[Items listed in a dataset]
-- -- --

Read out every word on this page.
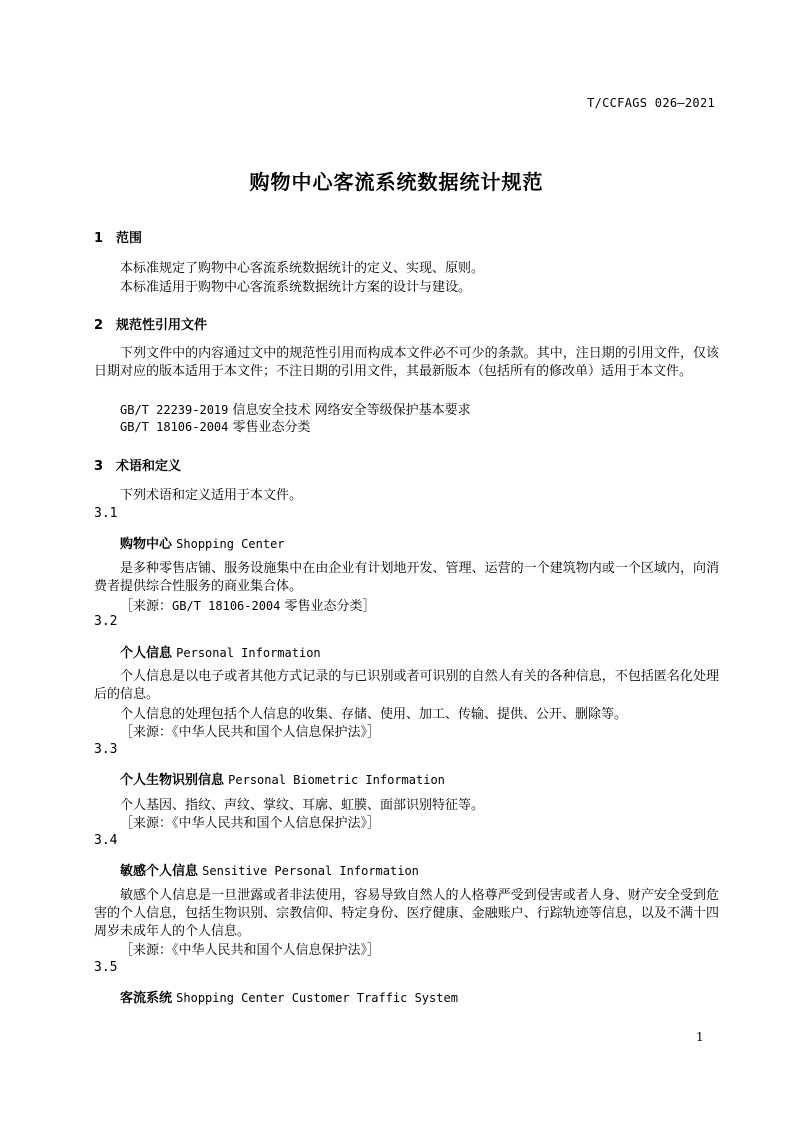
T/CCFAGS 026—2021
购物中心客流系统数据统计规范
1 范围
本标准规定了购物中心客流系统数据统计的定义、实现、原则。
本标准适用于购物中心客流系统数据统计方案的设计与建设。
2 规范性引用文件
下列文件中的内容通过文中的规范性引用而构成本文件必不可少的条款。其中，注日期的引用文件，仅该日期对应的版本适用于本文件；不注日期的引用文件，其最新版本（包括所有的修改单）适用于本文件。
GB/T 22239-2019 信息安全技术 网络安全等级保护基本要求
GB/T 18106-2004 零售业态分类
3 术语和定义
下列术语和定义适用于本文件。
3.1
购物中心 Shopping Center
是多种零售店铺、服务设施集中在由企业有计划地开发、管理、运营的一个建筑物内或一个区域内，向消费者提供综合性服务的商业集合体。
［来源：GB/T 18106-2004 零售业态分类］
3.2
个人信息 Personal Information
个人信息是以电子或者其他方式记录的与已识别或者可识别的自然人有关的各种信息，不包括匿名化处理后的信息。
个人信息的处理包括个人信息的收集、存储、使用、加工、传输、提供、公开、删除等。
［来源：《中华人民共和国个人信息保护法》］
3.3
个人生物识别信息 Personal Biometric Information
个人基因、指纹、声纹、掌纹、耳廓、虹膜、面部识别特征等。
［来源：《中华人民共和国个人信息保护法》］
3.4
敏感个人信息 Sensitive Personal Information
敏感个人信息是一旦泄露或者非法使用，容易导致自然人的人格尊严受到侵害或者人身、财产安全受到危害的个人信息，包括生物识别、宗教信仰、特定身份、医疗健康、金融账户、行踪轨迹等信息，以及不满十四周岁未成年人的个人信息。
［来源：《中华人民共和国个人信息保护法》］
3.5
客流系统 Shopping Center Customer Traffic System
1
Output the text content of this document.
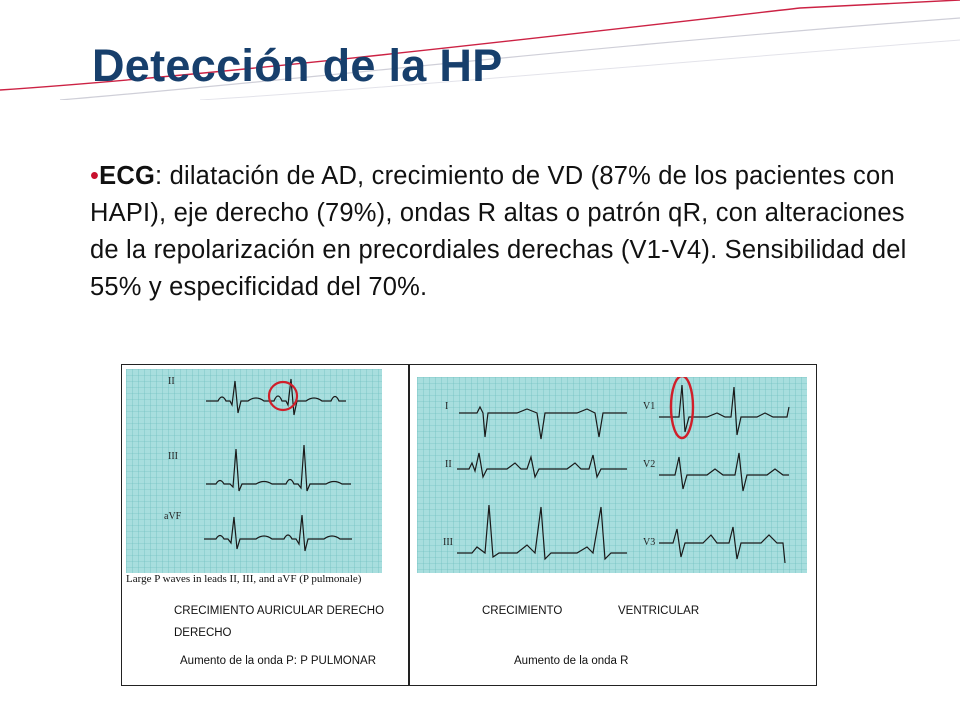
Detección de la HP
•ECG: dilatación de AD, crecimiento de VD (87% de los pacientes con HAPI), eje derecho (79%), ondas R altas o patrón qR, con alteraciones de la repolarización en precordiales derechas (V1-V4). Sensibilidad del 55% y especificidad del 70%.
II
III
aVF
Large P waves in leads II, III, and aVF (P pulmonale)
CRECIMIENTO AURICULAR DERECHO
DERECHO
Aumento de la onda P: P PULMONAR
I
II
III
V1
V2
V3
CRECIMIENTO	VENTRICULAR
Aumento de la onda R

-- -- --

__Description of the task__:
Pass over all pictures while writing out the lines from the line with "Output the text content of this document." through the last line exactly.

__The result__:
Output the text content of this document.
Detección de la HP
•ECG: dilatación de AD, crecimiento de VD (87% de los pacientes con HAPI), eje derecho (79%), ondas R altas o patrón qR, con alteraciones de la repolarización en precordiales derechas (V1-V4). Sensibilidad del 55% y especificidad del 70%.
II
III
aVF
Large P waves in leads II, III, and aVF (P pulmonale)
CRECIMIENTO AURICULAR DERECHO
DERECHO
Aumento de la onda P: P PULMONAR
I
II
III
V1
V2
V3
CRECIMIENTO	VENTRICULAR
Aumento de la onda R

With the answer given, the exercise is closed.